Return the lines below exactly, starting with the line that contains "Convert this document image to plain text." and stopping after the last line.

╭─ Records provided

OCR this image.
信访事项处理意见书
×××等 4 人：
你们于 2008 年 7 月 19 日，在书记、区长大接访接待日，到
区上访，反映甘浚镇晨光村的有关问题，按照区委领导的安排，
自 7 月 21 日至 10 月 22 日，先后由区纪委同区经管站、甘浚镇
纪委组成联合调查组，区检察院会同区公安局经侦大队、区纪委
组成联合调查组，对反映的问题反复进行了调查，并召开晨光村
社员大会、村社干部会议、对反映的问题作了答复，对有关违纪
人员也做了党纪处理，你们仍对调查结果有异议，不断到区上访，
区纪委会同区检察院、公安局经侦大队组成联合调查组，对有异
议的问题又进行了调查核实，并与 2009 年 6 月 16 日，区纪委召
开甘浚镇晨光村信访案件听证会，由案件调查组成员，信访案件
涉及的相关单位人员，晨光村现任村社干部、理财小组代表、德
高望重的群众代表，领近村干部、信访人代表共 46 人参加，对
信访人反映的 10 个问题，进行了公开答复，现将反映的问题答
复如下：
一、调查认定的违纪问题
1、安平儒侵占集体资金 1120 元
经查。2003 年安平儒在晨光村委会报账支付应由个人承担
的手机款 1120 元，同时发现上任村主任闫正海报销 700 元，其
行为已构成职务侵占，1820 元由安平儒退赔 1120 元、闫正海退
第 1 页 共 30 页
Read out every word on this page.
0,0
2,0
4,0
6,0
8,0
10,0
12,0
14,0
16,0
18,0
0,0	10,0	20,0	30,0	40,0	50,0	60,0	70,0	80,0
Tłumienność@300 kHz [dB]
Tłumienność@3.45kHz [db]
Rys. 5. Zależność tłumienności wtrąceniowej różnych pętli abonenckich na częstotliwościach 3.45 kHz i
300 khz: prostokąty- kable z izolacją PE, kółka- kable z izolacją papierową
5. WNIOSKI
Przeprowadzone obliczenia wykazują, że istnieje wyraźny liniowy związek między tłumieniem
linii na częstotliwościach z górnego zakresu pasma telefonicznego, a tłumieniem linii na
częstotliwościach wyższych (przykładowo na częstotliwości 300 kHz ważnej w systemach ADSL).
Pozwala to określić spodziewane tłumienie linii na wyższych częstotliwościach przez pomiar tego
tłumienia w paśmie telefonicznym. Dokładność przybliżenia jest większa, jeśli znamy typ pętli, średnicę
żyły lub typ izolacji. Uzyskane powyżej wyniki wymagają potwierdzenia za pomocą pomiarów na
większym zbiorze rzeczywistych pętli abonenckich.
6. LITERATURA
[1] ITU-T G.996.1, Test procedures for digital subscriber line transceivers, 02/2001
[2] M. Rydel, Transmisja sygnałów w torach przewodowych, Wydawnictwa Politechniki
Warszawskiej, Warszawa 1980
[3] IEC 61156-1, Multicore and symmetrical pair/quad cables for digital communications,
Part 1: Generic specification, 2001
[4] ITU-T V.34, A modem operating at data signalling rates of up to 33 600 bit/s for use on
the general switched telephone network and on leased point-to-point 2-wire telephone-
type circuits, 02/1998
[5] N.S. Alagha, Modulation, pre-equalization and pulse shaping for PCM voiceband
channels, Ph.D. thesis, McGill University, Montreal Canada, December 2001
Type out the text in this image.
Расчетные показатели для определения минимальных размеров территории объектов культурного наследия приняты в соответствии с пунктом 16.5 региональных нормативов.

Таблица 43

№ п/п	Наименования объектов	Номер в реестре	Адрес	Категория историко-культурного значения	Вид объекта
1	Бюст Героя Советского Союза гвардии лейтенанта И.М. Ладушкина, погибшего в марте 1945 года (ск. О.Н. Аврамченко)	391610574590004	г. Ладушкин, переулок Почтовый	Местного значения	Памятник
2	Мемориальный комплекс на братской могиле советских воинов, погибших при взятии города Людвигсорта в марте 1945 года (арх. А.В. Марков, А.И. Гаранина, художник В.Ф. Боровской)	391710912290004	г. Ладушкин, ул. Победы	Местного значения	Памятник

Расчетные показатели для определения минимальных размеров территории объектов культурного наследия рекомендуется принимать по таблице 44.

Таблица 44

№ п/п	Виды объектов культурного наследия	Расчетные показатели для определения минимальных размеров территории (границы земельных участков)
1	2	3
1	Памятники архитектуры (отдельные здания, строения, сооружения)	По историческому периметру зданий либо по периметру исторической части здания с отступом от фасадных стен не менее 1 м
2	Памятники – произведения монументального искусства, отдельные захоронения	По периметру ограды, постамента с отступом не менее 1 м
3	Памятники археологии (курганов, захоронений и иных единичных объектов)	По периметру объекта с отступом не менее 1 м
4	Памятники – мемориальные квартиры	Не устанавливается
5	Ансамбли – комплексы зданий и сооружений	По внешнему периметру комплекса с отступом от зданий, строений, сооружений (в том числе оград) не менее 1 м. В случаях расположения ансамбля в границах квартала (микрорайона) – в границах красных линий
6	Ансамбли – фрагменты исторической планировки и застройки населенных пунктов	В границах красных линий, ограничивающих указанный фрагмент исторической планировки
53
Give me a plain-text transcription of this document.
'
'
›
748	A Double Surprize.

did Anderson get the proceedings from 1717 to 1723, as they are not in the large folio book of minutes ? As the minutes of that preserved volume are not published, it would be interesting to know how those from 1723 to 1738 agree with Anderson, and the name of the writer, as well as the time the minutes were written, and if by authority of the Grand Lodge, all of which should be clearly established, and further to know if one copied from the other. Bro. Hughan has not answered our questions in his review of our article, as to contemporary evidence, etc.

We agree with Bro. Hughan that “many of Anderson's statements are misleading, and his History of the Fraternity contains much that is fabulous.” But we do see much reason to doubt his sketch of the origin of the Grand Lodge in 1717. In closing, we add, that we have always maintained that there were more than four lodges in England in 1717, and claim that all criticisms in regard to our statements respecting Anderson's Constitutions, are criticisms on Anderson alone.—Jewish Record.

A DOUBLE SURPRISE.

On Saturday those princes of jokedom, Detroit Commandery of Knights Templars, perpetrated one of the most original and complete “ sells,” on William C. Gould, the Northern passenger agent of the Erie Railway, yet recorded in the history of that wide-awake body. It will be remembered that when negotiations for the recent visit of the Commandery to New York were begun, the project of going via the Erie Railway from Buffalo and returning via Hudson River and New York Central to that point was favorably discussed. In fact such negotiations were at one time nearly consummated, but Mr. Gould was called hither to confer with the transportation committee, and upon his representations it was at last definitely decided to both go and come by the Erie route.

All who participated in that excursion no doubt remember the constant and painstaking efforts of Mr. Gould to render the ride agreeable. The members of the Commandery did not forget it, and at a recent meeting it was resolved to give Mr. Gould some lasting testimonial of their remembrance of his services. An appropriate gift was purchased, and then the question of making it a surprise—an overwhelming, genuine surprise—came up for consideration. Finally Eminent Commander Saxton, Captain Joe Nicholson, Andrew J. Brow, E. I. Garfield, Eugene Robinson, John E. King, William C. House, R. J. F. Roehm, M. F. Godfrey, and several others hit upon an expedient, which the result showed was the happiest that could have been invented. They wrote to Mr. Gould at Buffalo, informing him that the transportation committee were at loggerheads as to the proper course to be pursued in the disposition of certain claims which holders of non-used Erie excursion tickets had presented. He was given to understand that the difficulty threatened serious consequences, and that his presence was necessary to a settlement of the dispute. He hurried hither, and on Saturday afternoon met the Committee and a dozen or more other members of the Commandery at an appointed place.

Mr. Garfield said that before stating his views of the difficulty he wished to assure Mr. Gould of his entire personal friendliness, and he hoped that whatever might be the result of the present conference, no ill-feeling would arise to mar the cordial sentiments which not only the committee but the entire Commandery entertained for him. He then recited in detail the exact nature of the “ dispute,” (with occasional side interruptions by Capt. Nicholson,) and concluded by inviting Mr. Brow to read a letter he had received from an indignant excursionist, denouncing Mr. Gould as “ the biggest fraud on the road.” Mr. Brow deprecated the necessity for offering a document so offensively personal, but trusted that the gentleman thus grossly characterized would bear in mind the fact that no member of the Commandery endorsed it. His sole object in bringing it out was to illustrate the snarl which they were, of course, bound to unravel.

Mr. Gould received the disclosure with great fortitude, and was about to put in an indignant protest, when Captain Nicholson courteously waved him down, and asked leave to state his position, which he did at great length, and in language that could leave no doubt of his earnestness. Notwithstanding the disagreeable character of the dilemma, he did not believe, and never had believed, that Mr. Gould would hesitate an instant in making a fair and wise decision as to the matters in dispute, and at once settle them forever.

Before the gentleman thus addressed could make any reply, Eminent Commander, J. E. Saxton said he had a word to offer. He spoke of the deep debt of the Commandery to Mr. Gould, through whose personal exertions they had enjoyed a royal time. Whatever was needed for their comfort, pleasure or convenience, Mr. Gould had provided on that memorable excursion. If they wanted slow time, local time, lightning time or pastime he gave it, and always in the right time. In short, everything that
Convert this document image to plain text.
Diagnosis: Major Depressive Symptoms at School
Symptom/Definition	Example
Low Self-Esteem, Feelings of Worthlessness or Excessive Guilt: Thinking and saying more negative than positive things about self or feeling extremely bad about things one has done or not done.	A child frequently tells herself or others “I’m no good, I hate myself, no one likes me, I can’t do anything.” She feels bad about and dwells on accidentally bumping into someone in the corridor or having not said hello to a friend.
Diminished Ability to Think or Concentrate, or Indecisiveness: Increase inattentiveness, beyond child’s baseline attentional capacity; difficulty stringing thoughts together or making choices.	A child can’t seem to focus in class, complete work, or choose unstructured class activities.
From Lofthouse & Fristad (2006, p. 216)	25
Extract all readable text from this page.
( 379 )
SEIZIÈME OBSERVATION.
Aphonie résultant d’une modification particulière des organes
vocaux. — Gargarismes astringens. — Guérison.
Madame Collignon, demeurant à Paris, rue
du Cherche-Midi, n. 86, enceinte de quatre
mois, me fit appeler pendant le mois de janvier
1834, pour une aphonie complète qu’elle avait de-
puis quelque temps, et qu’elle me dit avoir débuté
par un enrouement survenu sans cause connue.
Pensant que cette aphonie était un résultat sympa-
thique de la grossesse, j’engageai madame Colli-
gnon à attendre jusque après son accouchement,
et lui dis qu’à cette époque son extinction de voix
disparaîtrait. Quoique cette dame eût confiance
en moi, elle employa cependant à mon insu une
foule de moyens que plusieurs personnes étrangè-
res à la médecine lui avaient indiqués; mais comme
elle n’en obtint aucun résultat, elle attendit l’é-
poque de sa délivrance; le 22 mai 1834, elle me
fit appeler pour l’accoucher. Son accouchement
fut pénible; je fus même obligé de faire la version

╰─

## Exercise answer
Convert this document image to plain text.
Diagnosis: Major Depressive Symptoms at School
Symptom/Definition	Example
Low Self-Esteem, Feelings of Worthlessness or Excessive Guilt: Thinking and saying more negative than positive things about self or feeling extremely bad about things one has done or not done.	A child frequently tells herself or others “I’m no good, I hate myself, no one likes me, I can’t do anything.” She feels bad about and dwells on accidentally bumping into someone in the corridor or having not said hello to a friend.
Diminished Ability to Think or Concentrate, or Indecisiveness: Increase inattentiveness, beyond child’s baseline attentional capacity; difficulty stringing thoughts together or making choices.	A child can’t seem to focus in class, complete work, or choose unstructured class activities.
From Lofthouse & Fristad (2006, p. 216)	25
Extract all readable text from this page.
( 379 )
SEIZIÈME OBSERVATION.
Aphonie résultant d’une modification particulière des organes
vocaux. — Gargarismes astringens. — Guérison.
Madame Collignon, demeurant à Paris, rue
du Cherche-Midi, n. 86, enceinte de quatre
mois, me fit appeler pendant le mois de janvier
1834, pour une aphonie complète qu’elle avait de-
puis quelque temps, et qu’elle me dit avoir débuté
par un enrouement survenu sans cause connue.
Pensant que cette aphonie était un résultat sympa-
thique de la grossesse, j’engageai madame Colli-
gnon à attendre jusque après son accouchement,
et lui dis qu’à cette époque son extinction de voix
disparaîtrait. Quoique cette dame eût confiance
en moi, elle employa cependant à mon insu une
foule de moyens que plusieurs personnes étrangè-
res à la médecine lui avaient indiqués; mais comme
elle n’en obtint aucun résultat, elle attendit l’é-
poque de sa délivrance; le 22 mai 1834, elle me
fit appeler pour l’accoucher. Son accouchement
fut pénible; je fus même obligé de faire la version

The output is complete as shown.